**INFORMATION GIVEN:**
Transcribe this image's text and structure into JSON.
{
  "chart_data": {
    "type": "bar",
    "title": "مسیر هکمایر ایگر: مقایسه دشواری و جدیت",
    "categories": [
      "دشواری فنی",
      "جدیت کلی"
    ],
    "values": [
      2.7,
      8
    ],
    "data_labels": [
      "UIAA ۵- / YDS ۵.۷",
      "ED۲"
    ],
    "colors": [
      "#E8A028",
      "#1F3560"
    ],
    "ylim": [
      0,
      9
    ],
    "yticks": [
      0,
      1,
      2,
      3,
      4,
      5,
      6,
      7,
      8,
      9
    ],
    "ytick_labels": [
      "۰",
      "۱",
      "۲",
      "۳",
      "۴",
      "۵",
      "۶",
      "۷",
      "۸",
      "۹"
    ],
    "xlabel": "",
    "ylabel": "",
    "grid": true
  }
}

**GIVEN REQUEST:** Which lines hold the string "جدیت"? List them all.

**EXERCISE ANSWER:**
    "title": "مسیر هکمایر ایگر: مقایسه دشواری و جدیت",
      "جدیت کلی"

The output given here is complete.